Copy each line where the word "ylabel" occurs.

** begin Supplied material **

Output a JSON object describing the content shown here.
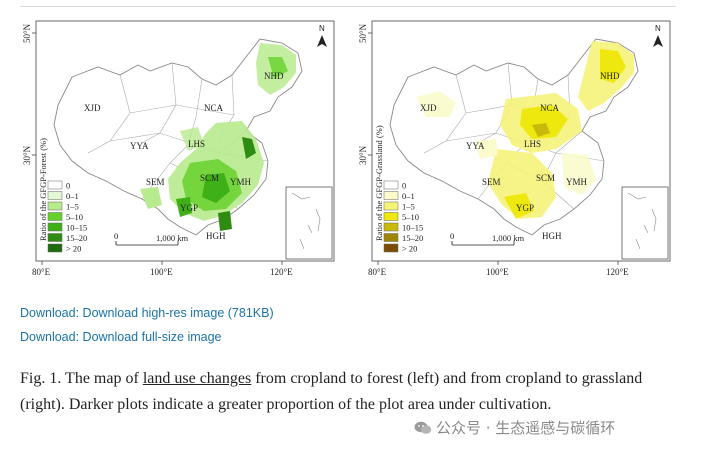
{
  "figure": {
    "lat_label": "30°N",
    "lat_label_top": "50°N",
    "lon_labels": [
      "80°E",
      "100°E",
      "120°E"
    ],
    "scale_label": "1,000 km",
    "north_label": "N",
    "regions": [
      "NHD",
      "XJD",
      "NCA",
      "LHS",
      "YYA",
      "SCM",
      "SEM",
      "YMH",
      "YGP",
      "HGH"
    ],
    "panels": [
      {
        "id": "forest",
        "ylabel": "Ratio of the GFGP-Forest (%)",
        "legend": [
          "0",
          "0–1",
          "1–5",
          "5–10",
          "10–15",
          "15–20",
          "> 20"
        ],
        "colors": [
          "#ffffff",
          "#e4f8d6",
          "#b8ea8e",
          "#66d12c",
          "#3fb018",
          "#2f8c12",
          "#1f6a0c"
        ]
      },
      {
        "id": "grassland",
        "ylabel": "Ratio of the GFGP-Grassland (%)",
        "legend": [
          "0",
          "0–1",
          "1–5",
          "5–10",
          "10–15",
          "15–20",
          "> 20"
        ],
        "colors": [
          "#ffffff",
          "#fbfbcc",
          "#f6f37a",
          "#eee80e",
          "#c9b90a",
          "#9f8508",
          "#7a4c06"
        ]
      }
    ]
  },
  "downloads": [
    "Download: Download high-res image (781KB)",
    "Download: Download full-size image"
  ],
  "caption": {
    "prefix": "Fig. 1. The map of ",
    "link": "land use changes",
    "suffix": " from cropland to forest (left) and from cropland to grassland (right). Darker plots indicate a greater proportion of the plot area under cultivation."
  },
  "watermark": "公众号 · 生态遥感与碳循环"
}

** end Supplied material **

Exercise response |
        "ylabel": "Ratio of the GFGP-Forest (%)",
        "ylabel": "Ratio of the GFGP-Grassland (%)",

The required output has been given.